* [Aim of the task]: Print the listing that follows, character for character.

* [Input rows]:
::::::::::
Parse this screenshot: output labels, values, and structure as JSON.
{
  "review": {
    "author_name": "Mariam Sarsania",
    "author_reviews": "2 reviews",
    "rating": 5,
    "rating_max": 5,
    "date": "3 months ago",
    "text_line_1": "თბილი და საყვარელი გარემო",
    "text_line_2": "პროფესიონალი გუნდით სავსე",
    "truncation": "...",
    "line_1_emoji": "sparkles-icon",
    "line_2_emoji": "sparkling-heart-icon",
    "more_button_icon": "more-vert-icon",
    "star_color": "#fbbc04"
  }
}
::::::::::
* [Solution]:
Parse this screenshot: output labels, values, and structure as JSON.
{
  "review": {
    "author_name": "Mariam Sarsania",
    "author_reviews": "2 reviews",
    "rating": 5,
    "rating_max": 5,
    "date": "3 months ago",
    "text_line_1": "თბილი და საყვარელი გარემო",
    "text_line_2": "პროფესიონალი გუნდით სავსე",
    "truncation": "...",
    "line_1_emoji": "sparkles-icon",
    "line_2_emoji": "sparkling-heart-icon",
    "more_button_icon": "more-vert-icon",
    "star_color": "#fbbc04"
  }
}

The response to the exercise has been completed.